╭─ Supplied data
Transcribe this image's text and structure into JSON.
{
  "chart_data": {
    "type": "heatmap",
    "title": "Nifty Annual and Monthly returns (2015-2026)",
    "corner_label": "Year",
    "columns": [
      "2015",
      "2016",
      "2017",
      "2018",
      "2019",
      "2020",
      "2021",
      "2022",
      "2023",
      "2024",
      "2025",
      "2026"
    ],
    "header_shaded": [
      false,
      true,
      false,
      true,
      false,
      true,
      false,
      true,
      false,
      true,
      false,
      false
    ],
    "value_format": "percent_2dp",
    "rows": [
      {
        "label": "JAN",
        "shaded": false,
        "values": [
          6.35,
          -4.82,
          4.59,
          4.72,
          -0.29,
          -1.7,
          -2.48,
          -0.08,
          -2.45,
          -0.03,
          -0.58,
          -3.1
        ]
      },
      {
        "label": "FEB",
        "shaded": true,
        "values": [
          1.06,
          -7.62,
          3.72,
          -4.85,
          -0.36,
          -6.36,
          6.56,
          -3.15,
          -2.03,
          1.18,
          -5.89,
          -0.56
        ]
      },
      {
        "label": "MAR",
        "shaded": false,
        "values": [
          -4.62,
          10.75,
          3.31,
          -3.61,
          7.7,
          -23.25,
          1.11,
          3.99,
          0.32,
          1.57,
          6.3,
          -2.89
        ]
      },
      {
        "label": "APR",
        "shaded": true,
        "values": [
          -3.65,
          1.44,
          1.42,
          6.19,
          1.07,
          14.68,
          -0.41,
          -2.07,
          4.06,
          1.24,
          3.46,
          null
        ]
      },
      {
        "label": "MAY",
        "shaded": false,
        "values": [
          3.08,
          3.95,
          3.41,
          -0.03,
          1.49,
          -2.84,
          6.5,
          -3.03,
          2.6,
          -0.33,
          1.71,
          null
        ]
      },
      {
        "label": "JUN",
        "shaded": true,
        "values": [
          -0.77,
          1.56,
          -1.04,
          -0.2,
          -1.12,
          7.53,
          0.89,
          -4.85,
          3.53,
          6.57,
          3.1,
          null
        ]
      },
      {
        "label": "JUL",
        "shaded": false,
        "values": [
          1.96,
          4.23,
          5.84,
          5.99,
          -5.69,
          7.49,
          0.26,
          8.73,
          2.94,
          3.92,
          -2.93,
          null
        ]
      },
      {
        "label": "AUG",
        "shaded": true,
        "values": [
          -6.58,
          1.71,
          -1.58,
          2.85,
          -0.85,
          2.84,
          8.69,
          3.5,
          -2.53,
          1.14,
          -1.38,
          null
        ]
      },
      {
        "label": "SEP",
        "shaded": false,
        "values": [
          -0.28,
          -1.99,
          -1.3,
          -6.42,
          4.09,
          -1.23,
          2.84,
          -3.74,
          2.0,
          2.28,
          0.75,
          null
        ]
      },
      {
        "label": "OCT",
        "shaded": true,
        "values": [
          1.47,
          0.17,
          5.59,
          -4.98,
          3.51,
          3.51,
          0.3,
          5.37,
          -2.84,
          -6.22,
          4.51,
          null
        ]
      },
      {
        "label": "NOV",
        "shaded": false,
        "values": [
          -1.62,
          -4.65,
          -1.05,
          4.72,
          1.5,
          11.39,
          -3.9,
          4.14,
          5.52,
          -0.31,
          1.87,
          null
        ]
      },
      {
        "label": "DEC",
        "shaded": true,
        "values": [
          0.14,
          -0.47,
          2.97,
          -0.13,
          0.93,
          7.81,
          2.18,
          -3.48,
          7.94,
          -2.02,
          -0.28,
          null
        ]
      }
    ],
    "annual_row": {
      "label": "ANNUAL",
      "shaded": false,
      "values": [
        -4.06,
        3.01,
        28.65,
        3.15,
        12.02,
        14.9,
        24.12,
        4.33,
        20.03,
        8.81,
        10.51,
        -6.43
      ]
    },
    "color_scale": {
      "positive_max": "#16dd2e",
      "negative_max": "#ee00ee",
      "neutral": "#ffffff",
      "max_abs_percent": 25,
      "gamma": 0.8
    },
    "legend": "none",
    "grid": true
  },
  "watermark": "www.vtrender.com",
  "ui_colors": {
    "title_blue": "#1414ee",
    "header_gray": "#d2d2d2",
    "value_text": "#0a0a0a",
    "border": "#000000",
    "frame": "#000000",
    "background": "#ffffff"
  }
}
╰─
# [Request]
Return all of the data exactly as it reads.

# [Exercise result]
Transcribe this image's text and structure into JSON.
{
  "chart_data": {
    "type": "heatmap",
    "title": "Nifty Annual and Monthly returns (2015-2026)",
    "corner_label": "Year",
    "columns": [
      "2015",
      "2016",
      "2017",
      "2018",
      "2019",
      "2020",
      "2021",
      "2022",
      "2023",
      "2024",
      "2025",
      "2026"
    ],
    "header_shaded": [
      false,
      true,
      false,
      true,
      false,
      true,
      false,
      true,
      false,
      true,
      false,
      false
    ],
    "value_format": "percent_2dp",
    "rows": [
      {
        "label": "JAN",
        "shaded": false,
        "values": [
          6.35,
          -4.82,
          4.59,
          4.72,
          -0.29,
          -1.7,
          -2.48,
          -0.08,
          -2.45,
          -0.03,
          -0.58,
          -3.1
        ]
      },
      {
        "label": "FEB",
        "shaded": true,
        "values": [
          1.06,
          -7.62,
          3.72,
          -4.85,
          -0.36,
          -6.36,
          6.56,
          -3.15,
          -2.03,
          1.18,
          -5.89,
          -0.56
        ]
      },
      {
        "label": "MAR",
        "shaded": false,
        "values": [
          -4.62,
          10.75,
          3.31,
          -3.61,
          7.7,
          -23.25,
          1.11,
          3.99,
          0.32,
          1.57,
          6.3,
          -2.89
        ]
      },
      {
        "label": "APR",
        "shaded": true,
        "values": [
          -3.65,
          1.44,
          1.42,
          6.19,
          1.07,
          14.68,
          -0.41,
          -2.07,
          4.06,
          1.24,
          3.46,
          null
        ]
      },
      {
        "label": "MAY",
        "shaded": false,
        "values": [
          3.08,
          3.95,
          3.41,
          -0.03,
          1.49,
          -2.84,
          6.5,
          -3.03,
          2.6,
          -0.33,
          1.71,
          null
        ]
      },
      {
        "label": "JUN",
        "shaded": true,
        "values": [
          -0.77,
          1.56,
          -1.04,
          -0.2,
          -1.12,
          7.53,
          0.89,
          -4.85,
          3.53,
          6.57,
          3.1,
          null
        ]
      },
      {
        "label": "JUL",
        "shaded": false,
        "values": [
          1.96,
          4.23,
          5.84,
          5.99,
          -5.69,
          7.49,
          0.26,
          8.73,
          2.94,
          3.92,
          -2.93,
          null
        ]
      },
      {
        "label": "AUG",
        "shaded": true,
        "values": [
          -6.58,
          1.71,
          -1.58,
          2.85,
          -0.85,
          2.84,
          8.69,
          3.5,
          -2.53,
          1.14,
          -1.38,
          null
        ]
      },
      {
        "label": "SEP",
        "shaded": false,
        "values": [
          -0.28,
          -1.99,
          -1.3,
          -6.42,
          4.09,
          -1.23,
          2.84,
          -3.74,
          2.0,
          2.28,
          0.75,
          null
        ]
      },
      {
        "label": "OCT",
        "shaded": true,
        "values": [
          1.47,
          0.17,
          5.59,
          -4.98,
          3.51,
          3.51,
          0.3,
          5.37,
          -2.84,
          -6.22,
          4.51,
          null
        ]
      },
      {
        "label": "NOV",
        "shaded": false,
        "values": [
          -1.62,
          -4.65,
          -1.05,
          4.72,
          1.5,
          11.39,
          -3.9,
          4.14,
          5.52,
          -0.31,
          1.87,
          null
        ]
      },
      {
        "label": "DEC",
        "shaded": true,
        "values": [
          0.14,
          -0.47,
          2.97,
          -0.13,
          0.93,
          7.81,
          2.18,
          -3.48,
          7.94,
          -2.02,
          -0.28,
          null
        ]
      }
    ],
    "annual_row": {
      "label": "ANNUAL",
      "shaded": false,
      "values": [
        -4.06,
        3.01,
        28.65,
        3.15,
        12.02,
        14.9,
        24.12,
        4.33,
        20.03,
        8.81,
        10.51,
        -6.43
      ]
    },
    "color_scale": {
      "positive_max": "#16dd2e",
      "negative_max": "#ee00ee",
      "neutral": "#ffffff",
      "max_abs_percent": 25,
      "gamma": 0.8
    },
    "legend": "none",
    "grid": true
  },
  "watermark": "www.vtrender.com",
  "ui_colors": {
    "title_blue": "#1414ee",
    "header_gray": "#d2d2d2",
    "value_text": "#0a0a0a",
    "border": "#000000",
    "frame": "#000000",
    "background": "#ffffff"
  }
}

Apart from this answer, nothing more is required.